Extracts from a graphics dataset
-.-.-
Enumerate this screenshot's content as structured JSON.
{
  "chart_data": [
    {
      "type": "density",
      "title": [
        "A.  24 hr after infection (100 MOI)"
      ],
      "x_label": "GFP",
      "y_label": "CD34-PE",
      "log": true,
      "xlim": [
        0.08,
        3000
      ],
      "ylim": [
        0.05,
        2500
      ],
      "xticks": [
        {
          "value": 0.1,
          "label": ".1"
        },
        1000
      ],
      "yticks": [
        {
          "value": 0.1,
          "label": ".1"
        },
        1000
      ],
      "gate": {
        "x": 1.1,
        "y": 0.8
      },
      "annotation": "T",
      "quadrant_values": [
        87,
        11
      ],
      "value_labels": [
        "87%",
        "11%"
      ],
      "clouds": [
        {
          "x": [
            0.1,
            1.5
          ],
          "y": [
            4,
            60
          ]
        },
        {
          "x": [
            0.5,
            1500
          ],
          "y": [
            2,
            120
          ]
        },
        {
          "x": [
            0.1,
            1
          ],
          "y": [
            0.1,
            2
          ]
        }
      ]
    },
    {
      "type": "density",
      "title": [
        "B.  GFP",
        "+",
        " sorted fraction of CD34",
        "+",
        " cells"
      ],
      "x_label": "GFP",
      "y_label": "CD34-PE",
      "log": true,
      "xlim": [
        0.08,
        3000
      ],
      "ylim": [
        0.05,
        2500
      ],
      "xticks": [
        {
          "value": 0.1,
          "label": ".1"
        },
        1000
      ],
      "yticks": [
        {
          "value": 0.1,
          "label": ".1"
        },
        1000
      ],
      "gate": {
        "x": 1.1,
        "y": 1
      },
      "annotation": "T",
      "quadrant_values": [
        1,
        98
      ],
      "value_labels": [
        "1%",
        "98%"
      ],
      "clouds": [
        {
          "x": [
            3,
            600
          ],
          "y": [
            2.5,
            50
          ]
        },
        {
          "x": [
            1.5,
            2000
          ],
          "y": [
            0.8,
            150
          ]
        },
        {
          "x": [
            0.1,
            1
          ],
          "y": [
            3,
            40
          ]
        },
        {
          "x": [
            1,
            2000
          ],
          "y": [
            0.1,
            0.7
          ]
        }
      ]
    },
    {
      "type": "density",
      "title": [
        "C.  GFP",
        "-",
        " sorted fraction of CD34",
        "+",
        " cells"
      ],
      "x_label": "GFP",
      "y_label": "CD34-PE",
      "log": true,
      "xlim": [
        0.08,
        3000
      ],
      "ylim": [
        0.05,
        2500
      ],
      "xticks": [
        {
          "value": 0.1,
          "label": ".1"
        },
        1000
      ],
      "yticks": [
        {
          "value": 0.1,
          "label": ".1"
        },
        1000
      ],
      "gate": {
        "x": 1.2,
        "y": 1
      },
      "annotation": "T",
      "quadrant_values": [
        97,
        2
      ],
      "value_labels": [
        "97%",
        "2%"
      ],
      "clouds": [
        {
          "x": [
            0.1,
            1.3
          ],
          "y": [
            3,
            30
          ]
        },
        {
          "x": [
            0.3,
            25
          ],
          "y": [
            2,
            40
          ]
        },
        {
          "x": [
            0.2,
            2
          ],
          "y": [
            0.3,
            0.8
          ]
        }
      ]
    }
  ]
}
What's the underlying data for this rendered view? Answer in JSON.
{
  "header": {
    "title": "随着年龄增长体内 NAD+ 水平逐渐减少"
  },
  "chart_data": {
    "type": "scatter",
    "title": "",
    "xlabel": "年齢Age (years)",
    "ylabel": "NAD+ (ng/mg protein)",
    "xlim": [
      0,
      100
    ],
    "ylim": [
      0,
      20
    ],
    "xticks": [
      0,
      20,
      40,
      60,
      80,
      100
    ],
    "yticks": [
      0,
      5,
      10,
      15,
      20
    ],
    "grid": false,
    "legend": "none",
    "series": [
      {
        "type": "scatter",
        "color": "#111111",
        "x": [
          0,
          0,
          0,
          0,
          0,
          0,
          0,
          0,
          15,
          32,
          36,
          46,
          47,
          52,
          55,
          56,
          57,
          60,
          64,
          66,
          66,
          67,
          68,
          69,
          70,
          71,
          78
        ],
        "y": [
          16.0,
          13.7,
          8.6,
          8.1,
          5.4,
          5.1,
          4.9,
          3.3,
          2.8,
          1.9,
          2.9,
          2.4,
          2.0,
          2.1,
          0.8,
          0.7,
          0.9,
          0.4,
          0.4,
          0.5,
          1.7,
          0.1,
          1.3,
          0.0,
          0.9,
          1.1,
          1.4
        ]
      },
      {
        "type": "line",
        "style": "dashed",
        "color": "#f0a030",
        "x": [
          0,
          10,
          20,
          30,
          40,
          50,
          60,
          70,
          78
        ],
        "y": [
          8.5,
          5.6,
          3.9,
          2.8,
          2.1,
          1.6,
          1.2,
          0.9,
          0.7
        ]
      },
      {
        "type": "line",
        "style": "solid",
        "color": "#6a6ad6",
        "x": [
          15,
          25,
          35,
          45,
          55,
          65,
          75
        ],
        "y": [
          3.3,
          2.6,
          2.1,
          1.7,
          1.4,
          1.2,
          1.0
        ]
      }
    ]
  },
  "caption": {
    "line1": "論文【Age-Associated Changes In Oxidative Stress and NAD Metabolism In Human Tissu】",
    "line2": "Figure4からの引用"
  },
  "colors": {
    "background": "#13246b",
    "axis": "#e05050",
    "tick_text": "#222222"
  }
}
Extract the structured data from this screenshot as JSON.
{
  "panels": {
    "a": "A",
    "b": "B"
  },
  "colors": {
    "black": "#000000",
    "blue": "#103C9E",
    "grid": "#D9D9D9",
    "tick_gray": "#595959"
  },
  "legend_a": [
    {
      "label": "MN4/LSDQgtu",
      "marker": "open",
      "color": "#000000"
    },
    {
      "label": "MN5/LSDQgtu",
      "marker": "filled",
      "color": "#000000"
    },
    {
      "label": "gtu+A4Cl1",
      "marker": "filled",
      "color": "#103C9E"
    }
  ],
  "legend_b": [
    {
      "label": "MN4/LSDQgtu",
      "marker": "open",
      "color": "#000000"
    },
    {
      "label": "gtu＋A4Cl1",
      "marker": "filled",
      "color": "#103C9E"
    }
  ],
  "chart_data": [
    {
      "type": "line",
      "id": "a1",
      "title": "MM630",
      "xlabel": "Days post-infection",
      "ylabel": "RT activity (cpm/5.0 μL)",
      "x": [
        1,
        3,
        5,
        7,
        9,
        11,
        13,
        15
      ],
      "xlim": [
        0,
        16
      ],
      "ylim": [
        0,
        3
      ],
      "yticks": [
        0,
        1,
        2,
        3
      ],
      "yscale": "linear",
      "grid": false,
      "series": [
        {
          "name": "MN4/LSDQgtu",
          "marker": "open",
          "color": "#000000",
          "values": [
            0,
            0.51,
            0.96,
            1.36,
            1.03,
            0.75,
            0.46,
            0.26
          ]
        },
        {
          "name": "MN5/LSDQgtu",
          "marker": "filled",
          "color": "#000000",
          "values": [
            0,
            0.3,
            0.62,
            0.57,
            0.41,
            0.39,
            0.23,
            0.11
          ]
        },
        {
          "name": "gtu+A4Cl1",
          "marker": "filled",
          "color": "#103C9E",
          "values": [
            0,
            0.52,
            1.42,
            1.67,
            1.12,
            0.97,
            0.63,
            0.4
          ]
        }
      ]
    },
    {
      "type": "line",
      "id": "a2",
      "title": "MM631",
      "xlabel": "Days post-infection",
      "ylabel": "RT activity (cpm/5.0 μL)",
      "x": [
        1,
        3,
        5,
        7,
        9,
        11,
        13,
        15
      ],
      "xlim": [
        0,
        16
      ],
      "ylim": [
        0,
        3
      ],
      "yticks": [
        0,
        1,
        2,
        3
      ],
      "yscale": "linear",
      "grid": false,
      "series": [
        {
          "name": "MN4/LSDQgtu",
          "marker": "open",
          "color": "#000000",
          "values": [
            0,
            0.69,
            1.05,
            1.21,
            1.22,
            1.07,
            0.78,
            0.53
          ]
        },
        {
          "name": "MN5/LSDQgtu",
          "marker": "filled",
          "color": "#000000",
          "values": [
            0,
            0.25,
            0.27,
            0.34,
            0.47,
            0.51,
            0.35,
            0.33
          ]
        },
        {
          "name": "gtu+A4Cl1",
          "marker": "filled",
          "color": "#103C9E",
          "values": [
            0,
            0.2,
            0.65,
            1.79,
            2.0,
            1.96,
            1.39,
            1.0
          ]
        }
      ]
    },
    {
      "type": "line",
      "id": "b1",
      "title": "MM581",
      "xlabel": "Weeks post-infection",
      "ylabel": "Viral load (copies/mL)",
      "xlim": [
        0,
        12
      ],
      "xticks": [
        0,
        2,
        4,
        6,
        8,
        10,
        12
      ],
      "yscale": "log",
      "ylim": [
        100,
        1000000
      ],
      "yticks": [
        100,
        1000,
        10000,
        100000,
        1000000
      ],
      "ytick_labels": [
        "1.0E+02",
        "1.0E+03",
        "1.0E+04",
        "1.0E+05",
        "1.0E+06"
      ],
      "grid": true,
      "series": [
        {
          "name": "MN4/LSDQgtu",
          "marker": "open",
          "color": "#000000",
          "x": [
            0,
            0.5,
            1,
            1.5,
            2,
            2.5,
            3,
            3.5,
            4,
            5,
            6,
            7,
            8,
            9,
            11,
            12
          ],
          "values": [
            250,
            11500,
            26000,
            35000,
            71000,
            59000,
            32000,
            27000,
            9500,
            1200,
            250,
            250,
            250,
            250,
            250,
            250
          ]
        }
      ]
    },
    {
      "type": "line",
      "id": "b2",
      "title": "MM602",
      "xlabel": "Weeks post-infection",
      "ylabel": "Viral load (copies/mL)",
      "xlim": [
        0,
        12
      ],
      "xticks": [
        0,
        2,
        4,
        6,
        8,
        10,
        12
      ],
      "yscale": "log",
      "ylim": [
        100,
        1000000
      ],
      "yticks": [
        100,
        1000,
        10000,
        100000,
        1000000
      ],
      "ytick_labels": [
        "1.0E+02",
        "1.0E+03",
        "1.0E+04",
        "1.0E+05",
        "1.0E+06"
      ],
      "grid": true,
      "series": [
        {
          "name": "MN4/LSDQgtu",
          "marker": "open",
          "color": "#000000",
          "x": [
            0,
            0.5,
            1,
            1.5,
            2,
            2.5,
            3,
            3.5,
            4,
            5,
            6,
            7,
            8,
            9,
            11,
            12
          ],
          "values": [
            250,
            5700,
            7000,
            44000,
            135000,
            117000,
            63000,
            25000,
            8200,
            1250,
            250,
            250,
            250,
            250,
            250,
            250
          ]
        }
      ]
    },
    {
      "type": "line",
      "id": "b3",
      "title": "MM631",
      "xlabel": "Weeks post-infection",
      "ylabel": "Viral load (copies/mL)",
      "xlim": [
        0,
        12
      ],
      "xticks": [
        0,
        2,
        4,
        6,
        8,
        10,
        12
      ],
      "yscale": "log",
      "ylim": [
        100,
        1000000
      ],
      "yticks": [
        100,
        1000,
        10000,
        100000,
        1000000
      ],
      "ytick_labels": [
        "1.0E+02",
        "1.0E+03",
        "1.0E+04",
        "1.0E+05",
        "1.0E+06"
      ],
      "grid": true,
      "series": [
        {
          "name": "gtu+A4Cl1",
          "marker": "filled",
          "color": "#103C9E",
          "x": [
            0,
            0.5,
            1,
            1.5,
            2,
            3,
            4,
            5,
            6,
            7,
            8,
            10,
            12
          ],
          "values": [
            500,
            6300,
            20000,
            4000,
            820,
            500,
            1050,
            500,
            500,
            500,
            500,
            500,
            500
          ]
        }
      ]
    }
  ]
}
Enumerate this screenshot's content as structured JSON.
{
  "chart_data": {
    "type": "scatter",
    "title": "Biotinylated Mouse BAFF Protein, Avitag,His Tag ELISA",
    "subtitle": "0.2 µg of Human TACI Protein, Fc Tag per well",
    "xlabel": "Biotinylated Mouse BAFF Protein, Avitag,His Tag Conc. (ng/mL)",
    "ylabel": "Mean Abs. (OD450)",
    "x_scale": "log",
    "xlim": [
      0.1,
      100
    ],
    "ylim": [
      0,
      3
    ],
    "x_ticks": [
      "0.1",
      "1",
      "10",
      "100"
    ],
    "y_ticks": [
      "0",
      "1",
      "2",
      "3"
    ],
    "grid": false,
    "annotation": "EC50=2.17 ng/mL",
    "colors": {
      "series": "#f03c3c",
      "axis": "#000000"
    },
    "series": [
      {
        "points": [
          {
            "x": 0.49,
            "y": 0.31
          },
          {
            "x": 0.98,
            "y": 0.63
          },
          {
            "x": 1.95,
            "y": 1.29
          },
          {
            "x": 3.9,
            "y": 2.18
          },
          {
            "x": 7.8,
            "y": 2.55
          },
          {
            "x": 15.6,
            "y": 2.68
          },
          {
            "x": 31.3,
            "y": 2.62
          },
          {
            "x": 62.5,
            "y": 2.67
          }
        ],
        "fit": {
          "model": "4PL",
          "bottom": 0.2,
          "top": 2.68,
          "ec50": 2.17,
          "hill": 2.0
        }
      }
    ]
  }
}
-.-.-
Activity: In how many lines of the data above does the word "this" occur? Only the number is wanted.

Written response: 4